> **Objective**:
Copy each line of the material below that includes the string "siguiente".

——————

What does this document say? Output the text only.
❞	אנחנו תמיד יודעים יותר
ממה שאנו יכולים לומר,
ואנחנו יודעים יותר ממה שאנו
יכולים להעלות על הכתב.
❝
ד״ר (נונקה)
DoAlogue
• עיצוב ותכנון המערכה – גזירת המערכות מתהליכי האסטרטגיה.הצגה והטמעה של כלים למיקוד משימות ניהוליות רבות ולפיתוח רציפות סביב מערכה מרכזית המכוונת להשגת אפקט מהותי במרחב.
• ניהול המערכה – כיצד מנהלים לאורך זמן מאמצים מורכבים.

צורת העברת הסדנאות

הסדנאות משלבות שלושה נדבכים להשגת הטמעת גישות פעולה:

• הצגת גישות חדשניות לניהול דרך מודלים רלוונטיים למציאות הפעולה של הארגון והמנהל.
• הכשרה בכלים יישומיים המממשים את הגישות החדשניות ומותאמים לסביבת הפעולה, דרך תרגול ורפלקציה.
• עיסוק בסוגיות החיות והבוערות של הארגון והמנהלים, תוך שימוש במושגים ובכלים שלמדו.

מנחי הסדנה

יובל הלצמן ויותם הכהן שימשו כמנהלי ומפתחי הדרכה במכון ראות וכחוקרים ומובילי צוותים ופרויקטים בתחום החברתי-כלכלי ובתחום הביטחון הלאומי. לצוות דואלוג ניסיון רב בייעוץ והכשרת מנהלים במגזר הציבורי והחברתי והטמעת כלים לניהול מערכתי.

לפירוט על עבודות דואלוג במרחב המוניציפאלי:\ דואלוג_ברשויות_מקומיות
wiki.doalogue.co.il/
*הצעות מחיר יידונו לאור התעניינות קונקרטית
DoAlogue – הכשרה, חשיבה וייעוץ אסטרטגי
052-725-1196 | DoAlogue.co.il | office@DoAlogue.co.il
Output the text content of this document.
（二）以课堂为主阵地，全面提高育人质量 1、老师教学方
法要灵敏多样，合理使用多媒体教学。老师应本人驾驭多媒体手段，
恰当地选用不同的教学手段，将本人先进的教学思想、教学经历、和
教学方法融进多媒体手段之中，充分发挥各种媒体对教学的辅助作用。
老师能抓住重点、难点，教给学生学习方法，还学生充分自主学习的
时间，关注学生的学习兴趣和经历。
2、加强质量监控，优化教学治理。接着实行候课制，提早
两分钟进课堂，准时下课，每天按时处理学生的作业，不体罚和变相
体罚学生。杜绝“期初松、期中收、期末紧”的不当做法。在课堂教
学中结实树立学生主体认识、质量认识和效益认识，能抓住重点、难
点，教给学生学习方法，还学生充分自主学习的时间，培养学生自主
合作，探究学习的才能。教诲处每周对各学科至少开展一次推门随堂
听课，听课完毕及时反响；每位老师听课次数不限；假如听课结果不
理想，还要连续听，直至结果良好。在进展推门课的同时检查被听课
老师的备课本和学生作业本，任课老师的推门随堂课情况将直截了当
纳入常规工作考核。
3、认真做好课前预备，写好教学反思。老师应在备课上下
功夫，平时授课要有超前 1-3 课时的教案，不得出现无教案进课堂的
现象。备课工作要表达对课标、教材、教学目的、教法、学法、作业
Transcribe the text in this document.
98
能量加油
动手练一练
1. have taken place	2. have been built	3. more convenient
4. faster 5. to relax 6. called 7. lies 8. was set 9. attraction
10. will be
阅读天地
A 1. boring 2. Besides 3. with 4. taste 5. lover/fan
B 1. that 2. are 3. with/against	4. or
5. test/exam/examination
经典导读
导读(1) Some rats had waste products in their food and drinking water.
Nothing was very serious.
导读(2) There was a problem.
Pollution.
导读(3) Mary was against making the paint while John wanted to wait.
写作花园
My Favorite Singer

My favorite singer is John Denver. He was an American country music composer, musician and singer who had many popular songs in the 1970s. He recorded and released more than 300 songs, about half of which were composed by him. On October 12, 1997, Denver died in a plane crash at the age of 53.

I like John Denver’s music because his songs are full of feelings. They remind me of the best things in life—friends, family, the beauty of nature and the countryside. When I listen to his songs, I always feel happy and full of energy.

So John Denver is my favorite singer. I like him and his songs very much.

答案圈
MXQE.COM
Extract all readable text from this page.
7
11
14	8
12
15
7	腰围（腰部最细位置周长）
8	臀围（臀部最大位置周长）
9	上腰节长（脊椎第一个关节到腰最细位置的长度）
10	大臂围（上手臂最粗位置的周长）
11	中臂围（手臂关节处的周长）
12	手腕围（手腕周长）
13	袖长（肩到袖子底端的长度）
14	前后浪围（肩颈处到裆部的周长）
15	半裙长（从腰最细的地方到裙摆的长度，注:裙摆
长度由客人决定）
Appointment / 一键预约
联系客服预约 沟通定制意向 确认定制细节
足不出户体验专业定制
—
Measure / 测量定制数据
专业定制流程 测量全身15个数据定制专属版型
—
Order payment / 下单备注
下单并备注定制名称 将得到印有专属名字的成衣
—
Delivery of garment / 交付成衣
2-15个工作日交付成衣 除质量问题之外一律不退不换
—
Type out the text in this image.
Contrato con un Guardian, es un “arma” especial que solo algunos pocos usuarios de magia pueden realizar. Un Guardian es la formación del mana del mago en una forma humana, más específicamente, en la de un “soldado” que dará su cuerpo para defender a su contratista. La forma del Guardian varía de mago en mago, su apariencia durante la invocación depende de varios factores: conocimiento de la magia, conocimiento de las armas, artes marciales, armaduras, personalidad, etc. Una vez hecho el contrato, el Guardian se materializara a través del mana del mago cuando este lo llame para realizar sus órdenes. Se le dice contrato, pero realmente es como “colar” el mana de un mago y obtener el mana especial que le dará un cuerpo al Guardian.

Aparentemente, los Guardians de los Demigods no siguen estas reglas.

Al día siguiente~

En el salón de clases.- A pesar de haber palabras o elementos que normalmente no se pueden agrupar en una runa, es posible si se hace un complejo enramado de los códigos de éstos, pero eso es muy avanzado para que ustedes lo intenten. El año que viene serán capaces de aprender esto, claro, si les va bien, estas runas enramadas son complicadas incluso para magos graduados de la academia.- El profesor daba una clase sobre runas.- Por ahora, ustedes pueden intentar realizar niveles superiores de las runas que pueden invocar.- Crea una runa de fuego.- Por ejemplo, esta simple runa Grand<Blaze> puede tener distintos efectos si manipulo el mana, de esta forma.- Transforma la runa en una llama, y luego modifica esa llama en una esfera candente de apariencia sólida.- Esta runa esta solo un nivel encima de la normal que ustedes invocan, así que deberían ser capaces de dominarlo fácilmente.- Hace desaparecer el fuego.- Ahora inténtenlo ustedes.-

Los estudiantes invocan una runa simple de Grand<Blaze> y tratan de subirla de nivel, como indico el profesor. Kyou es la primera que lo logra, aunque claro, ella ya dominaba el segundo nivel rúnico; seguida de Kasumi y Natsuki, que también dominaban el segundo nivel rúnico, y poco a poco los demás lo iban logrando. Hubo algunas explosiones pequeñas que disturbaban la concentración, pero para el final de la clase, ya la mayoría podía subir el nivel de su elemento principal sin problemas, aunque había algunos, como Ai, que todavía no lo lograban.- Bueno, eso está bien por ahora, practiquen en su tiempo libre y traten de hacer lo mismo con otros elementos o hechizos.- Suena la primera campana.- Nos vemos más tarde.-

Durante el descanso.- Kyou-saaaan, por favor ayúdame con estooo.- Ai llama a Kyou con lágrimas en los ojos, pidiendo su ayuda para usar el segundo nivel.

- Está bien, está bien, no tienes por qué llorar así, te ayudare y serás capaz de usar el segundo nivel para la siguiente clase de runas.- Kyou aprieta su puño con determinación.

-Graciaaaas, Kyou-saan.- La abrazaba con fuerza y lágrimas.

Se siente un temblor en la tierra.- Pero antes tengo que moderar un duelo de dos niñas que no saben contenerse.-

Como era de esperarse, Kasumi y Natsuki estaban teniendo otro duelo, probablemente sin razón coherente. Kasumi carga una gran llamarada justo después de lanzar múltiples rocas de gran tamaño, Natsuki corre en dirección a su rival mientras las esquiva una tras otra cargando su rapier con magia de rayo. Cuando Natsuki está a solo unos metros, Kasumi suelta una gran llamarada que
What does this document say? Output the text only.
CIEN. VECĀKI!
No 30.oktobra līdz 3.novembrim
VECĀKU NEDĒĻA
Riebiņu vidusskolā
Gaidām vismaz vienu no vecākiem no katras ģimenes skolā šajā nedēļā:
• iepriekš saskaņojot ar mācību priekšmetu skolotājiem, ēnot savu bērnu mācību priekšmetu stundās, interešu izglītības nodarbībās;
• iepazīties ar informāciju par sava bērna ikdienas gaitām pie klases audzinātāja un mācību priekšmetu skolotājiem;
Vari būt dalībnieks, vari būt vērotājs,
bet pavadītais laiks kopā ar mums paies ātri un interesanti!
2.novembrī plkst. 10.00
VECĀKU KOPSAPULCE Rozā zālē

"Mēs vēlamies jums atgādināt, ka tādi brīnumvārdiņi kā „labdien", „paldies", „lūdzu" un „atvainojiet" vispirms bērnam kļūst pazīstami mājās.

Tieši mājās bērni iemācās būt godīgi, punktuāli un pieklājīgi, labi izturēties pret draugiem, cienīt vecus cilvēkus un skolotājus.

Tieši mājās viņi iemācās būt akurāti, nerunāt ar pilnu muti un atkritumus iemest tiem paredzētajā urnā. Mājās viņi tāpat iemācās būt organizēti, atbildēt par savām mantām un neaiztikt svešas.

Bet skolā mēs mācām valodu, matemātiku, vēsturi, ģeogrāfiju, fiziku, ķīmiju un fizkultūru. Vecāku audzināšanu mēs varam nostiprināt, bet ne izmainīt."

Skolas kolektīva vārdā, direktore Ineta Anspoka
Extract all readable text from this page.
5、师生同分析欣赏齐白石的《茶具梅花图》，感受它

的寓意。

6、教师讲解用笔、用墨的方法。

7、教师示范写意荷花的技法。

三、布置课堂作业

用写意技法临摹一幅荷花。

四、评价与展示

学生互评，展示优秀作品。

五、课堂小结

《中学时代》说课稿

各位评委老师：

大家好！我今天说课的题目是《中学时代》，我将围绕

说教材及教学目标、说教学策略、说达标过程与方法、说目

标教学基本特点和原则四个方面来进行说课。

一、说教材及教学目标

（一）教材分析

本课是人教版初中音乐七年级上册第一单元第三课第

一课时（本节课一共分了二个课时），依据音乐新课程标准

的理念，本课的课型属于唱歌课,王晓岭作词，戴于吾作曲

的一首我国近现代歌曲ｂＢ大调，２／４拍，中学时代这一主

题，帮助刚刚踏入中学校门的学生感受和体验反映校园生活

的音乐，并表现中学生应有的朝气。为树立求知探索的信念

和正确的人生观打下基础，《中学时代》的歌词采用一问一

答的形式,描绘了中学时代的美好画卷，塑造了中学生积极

——————

> **Result for this exercise**:
Al día siguiente~
- Está bien, está bien, no tienes por qué llorar así, te ayudare y serás capaz de usar el segundo nivel para la siguiente clase de runas.- Kyou aprieta su puño con determinación.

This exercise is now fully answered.